[TASK INPUTS start]
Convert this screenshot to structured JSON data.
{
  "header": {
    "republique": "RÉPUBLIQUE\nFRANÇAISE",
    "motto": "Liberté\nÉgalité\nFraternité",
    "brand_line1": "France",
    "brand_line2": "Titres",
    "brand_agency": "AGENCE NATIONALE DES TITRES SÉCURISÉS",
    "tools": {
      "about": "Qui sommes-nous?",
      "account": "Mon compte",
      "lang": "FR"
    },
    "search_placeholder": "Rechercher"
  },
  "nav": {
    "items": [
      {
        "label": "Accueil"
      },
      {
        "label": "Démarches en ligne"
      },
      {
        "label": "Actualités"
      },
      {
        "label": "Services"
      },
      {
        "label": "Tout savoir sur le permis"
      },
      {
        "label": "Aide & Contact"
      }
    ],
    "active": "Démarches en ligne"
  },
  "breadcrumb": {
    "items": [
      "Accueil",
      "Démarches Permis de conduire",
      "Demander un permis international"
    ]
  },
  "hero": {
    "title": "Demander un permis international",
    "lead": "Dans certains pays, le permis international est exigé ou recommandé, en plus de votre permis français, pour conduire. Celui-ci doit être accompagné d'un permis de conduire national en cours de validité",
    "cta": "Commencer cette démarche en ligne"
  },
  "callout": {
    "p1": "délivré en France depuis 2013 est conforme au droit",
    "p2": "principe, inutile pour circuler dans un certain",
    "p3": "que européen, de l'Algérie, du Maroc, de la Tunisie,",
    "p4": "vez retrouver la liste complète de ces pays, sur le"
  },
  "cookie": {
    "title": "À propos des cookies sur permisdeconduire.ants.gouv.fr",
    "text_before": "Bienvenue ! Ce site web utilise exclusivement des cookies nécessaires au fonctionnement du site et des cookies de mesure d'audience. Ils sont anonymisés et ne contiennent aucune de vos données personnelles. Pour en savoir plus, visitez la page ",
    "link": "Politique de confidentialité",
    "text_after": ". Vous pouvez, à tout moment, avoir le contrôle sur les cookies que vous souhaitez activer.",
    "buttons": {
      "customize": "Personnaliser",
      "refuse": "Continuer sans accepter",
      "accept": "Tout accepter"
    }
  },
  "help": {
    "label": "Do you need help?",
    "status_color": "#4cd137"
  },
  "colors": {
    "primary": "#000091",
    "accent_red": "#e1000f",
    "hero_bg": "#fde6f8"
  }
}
[TASK INPUTS end]
▸ **WHAT YOU ARE ASKED TO DO**
Each line of the material above needs to be quoted exactly, please.

▸ **SOLUTION**
Convert this screenshot to structured JSON data.
{
  "header": {
    "republique": "RÉPUBLIQUE\nFRANÇAISE",
    "motto": "Liberté\nÉgalité\nFraternité",
    "brand_line1": "France",
    "brand_line2": "Titres",
    "brand_agency": "AGENCE NATIONALE DES TITRES SÉCURISÉS",
    "tools": {
      "about": "Qui sommes-nous?",
      "account": "Mon compte",
      "lang": "FR"
    },
    "search_placeholder": "Rechercher"
  },
  "nav": {
    "items": [
      {
        "label": "Accueil"
      },
      {
        "label": "Démarches en ligne"
      },
      {
        "label": "Actualités"
      },
      {
        "label": "Services"
      },
      {
        "label": "Tout savoir sur le permis"
      },
      {
        "label": "Aide & Contact"
      }
    ],
    "active": "Démarches en ligne"
  },
  "breadcrumb": {
    "items": [
      "Accueil",
      "Démarches Permis de conduire",
      "Demander un permis international"
    ]
  },
  "hero": {
    "title": "Demander un permis international",
    "lead": "Dans certains pays, le permis international est exigé ou recommandé, en plus de votre permis français, pour conduire. Celui-ci doit être accompagné d'un permis de conduire national en cours de validité",
    "cta": "Commencer cette démarche en ligne"
  },
  "callout": {
    "p1": "délivré en France depuis 2013 est conforme au droit",
    "p2": "principe, inutile pour circuler dans un certain",
    "p3": "que européen, de l'Algérie, du Maroc, de la Tunisie,",
    "p4": "vez retrouver la liste complète de ces pays, sur le"
  },
  "cookie": {
    "title": "À propos des cookies sur permisdeconduire.ants.gouv.fr",
    "text_before": "Bienvenue ! Ce site web utilise exclusivement des cookies nécessaires au fonctionnement du site et des cookies de mesure d'audience. Ils sont anonymisés et ne contiennent aucune de vos données personnelles. Pour en savoir plus, visitez la page ",
    "link": "Politique de confidentialité",
    "text_after": ". Vous pouvez, à tout moment, avoir le contrôle sur les cookies que vous souhaitez activer.",
    "buttons": {
      "customize": "Personnaliser",
      "refuse": "Continuer sans accepter",
      "accept": "Tout accepter"
    }
  },
  "help": {
    "label": "Do you need help?",
    "status_color": "#4cd137"
  },
  "colors": {
    "primary": "#000091",
    "accent_red": "#e1000f",
    "hero_bg": "#fde6f8"
  }
}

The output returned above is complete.